Text shown
It is true that Vaz had not been a hypocrite in Tatchell’s narrow definition. However, if hypocrisy is limited to not making public pronouncements that contradict one’s private practice, then broader societal hypocrisies will be lost to critical scrutiny. Prostitution is a gendered issue: 99 per cent of people who buys sex are male and 80 per cent of those prostituted are female. Prostitution is also a geopolitical and class issue: vast numbers of prostitutes are economic migrants from Eastern European (including those Vaz paid). The real hypocrisy was that Vaz chaired the Committee as if he was agnostic and neutral and turned a blind eye to copious evidence of the inequality, poverty, sexual abuse, exploitation, human trafficking, and modern slavery that drive prostitution and that are inextricably bound with it. That Vaz is a john was not a private matter, in this case, but a public matter that required exposing.
Finally, Tatchell’s ethical reasoning is partisan and inconsistent: the press exploits people for profit and should be regulated; prostitution is benign and harmless and should be deregulated. Tatchell should examine the human rights of the prostitutes in Germany, the Netherlands, and Denmark, where all aspects of prostitution are legal. The brothels are not havens of feminist sexual empowerment, but rather serve up women as commodities for men’s pleasure or capital gain. Deregulation doesn’t solve the problem of exploitation but exacerbates it.

Exercise data

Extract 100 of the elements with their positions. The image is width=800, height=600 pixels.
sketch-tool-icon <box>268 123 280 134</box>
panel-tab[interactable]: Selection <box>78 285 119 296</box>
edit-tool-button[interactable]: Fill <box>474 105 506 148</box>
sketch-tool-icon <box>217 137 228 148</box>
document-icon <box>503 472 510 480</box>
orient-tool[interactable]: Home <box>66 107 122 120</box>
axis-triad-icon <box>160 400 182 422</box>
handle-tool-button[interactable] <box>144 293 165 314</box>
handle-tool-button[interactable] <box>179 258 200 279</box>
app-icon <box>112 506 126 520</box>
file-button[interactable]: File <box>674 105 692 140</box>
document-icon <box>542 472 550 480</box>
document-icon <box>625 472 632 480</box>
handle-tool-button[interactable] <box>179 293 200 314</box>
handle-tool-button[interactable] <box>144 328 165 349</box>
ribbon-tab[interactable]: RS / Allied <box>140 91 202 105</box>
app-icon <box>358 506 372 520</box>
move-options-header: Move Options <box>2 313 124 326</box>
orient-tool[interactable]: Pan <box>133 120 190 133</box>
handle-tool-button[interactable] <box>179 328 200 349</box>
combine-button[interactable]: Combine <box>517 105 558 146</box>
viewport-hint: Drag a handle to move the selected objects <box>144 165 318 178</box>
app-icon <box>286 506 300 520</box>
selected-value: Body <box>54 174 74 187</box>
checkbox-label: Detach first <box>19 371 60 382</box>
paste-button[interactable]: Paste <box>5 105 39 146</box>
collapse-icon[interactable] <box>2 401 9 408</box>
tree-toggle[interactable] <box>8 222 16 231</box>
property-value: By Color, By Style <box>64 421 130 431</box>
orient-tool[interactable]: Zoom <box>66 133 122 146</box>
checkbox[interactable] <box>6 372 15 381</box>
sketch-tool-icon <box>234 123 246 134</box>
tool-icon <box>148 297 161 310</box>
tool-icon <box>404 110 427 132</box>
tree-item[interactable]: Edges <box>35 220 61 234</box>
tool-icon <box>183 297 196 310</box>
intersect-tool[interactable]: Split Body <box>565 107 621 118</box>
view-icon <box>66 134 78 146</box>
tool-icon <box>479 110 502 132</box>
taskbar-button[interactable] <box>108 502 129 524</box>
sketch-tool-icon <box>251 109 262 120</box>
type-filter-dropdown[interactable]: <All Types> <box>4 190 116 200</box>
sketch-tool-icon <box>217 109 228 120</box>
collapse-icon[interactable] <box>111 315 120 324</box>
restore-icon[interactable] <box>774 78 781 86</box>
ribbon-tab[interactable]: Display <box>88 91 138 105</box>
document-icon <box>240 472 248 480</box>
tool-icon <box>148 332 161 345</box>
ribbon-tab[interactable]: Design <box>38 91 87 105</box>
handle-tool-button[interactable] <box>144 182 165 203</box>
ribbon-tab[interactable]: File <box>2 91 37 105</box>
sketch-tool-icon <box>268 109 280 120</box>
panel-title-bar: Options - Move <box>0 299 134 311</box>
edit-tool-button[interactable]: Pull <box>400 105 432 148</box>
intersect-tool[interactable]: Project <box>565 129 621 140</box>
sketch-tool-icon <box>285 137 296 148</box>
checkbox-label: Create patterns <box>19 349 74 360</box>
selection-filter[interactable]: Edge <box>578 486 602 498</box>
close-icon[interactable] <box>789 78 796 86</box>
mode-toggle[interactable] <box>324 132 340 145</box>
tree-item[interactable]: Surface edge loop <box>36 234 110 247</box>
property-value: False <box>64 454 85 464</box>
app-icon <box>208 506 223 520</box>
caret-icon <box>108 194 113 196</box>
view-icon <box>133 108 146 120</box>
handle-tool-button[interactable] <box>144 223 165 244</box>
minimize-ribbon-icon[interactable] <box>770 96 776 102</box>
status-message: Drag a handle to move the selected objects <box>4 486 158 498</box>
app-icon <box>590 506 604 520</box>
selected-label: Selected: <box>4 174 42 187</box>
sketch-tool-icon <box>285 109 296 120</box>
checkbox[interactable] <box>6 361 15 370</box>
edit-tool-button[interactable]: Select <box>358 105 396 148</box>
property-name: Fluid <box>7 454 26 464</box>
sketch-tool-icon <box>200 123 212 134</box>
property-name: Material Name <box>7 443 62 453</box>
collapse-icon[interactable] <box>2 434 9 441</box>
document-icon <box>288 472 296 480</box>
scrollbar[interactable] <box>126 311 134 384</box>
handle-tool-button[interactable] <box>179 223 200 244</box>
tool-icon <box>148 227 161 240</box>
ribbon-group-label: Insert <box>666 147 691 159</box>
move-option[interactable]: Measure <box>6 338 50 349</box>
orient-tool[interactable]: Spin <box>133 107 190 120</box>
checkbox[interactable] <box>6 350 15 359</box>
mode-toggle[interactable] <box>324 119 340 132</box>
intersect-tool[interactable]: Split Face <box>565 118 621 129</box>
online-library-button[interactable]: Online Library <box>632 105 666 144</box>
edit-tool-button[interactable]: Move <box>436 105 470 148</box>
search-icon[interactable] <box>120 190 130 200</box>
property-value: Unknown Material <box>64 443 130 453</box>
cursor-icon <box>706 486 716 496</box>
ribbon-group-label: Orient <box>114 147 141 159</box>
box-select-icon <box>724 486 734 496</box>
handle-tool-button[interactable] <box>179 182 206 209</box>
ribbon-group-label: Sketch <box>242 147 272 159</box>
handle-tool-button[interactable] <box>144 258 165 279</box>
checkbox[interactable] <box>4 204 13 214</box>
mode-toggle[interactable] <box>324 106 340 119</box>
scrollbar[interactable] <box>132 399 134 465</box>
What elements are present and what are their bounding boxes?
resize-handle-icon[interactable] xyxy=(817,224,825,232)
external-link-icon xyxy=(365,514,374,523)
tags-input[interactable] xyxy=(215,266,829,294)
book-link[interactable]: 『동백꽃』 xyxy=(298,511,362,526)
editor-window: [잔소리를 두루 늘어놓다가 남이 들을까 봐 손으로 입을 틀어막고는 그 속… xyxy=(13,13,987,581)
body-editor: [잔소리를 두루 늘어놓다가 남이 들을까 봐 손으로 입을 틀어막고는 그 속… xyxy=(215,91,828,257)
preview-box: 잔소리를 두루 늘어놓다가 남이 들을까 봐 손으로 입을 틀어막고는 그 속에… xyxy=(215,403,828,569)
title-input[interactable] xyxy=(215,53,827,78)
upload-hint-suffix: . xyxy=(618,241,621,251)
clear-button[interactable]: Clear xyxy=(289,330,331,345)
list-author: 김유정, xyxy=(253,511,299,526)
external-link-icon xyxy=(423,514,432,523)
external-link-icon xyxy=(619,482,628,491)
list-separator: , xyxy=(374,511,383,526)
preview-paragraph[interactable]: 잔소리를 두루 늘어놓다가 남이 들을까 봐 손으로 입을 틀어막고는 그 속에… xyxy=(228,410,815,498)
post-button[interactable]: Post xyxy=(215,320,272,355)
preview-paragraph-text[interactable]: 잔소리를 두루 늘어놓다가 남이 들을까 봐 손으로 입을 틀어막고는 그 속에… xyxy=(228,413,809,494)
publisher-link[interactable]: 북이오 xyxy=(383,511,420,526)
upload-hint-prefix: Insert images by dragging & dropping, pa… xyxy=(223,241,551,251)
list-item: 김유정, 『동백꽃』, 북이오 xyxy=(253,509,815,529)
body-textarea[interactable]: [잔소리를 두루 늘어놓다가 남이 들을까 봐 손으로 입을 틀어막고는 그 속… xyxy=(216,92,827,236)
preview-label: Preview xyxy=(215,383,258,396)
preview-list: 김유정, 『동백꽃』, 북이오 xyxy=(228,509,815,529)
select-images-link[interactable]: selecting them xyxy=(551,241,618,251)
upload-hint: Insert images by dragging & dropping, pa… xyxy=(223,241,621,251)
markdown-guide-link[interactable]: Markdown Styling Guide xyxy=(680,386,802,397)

Task list
1. In the passage about Vaz and prostitution, what percentage of people who buy sex are said to be male?
2. Translate this sentence from the passage about Vaz and prostitution into Spanish: "Deregulation doesn't solve the problem of exploitation but exacerbates it."
3. Rewrite the part of the passage about Vaz and prostitution that opens with the words containing "Finally, Tatchell’s ethical" and closes with "but exacerbates it.", changing "brothels" to "sex clubs".
The records have no connection to the text.

Results for the exercise
1. 99 per cent

2. La desregulación no resuelve el problema de la explotación, sino que lo agrava.

3.
Finally, Tatchell’s ethical reasoning is partisan and inconsistent: the press exploits people for profit and should be regulated; prostitution is benign and harmless and should be deregulated. Tatchell should examine the human rights of the prostitutes in Germany, the Netherlands, and Denmark, where all aspects of prostitution are legal. The sex clubs are not havens of feminist sexual empowerment, but rather serve up women as commodities for men’s pleasure or capital gain. Deregulation doesn’t solve the problem of exploitation but exacerbates it.